[Aim]:
Among the records below, find each line that includes the string "transition" and copy it.

───── Input material

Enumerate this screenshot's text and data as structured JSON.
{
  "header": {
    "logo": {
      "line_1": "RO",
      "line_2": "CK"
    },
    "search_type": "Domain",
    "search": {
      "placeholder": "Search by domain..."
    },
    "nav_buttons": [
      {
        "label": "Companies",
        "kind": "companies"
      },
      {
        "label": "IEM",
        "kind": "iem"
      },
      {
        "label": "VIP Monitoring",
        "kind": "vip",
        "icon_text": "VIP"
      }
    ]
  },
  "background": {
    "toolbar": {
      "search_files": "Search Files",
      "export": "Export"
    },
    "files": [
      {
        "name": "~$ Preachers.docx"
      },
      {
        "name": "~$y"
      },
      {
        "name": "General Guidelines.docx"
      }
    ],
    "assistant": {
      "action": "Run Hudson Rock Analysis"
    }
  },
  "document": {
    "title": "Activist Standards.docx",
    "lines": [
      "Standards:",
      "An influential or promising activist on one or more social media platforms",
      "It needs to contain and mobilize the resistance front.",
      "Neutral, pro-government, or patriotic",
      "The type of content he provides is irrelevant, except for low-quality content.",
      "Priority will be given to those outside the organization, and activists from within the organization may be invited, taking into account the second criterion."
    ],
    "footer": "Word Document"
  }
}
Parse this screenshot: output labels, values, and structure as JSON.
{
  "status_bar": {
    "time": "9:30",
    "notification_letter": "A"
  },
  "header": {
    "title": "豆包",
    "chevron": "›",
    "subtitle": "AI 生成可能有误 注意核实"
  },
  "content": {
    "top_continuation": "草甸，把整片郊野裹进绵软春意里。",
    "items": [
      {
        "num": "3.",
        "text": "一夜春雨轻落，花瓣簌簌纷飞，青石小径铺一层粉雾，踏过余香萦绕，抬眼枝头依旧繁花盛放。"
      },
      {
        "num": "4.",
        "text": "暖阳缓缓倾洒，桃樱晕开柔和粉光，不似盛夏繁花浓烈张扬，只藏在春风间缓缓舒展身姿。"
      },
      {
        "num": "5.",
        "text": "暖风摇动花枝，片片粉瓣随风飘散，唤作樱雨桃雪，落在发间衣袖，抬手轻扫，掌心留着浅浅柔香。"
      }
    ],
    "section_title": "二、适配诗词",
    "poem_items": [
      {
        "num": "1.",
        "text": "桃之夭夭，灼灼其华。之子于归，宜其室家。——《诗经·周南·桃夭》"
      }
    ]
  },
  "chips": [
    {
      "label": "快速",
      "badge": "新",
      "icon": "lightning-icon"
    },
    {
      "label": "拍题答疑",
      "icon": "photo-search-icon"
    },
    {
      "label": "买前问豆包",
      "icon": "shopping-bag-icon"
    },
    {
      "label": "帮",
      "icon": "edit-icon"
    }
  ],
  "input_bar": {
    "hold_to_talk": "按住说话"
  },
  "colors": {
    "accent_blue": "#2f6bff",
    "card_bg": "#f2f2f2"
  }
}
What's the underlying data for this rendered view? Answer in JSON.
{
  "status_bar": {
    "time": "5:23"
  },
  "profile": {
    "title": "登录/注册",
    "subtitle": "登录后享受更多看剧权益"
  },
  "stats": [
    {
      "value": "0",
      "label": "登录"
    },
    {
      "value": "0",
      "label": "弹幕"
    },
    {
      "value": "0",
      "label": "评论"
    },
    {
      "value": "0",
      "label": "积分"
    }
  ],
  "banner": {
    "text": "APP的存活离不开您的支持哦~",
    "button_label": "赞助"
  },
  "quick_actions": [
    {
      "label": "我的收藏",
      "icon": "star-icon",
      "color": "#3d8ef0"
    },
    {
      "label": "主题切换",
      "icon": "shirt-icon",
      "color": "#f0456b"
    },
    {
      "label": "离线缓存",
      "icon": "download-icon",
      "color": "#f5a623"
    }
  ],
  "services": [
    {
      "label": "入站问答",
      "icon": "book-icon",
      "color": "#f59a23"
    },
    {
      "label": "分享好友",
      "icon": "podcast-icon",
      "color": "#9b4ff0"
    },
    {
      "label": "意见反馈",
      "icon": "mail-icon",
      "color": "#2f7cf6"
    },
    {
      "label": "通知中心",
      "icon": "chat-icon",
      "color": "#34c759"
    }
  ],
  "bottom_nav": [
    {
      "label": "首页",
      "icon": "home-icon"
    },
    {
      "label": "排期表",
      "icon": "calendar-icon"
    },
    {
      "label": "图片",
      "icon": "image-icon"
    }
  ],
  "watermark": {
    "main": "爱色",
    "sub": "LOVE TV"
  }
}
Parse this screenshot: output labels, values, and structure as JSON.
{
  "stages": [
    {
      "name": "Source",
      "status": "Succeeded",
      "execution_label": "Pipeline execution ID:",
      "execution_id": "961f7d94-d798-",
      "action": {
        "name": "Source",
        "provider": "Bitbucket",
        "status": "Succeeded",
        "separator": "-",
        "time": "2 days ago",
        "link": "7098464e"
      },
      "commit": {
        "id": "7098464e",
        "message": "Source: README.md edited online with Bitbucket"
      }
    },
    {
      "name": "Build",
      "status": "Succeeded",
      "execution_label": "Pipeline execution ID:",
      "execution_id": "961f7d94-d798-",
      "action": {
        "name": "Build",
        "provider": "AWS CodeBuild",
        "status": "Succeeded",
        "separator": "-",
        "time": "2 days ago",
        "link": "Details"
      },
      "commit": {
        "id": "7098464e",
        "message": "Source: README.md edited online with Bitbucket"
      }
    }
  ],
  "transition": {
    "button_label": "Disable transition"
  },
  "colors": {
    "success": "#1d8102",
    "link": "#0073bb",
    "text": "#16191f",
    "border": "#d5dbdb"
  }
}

──────────

[Solution to this problem]:
  "transition": {
    "button_label": "Disable transition"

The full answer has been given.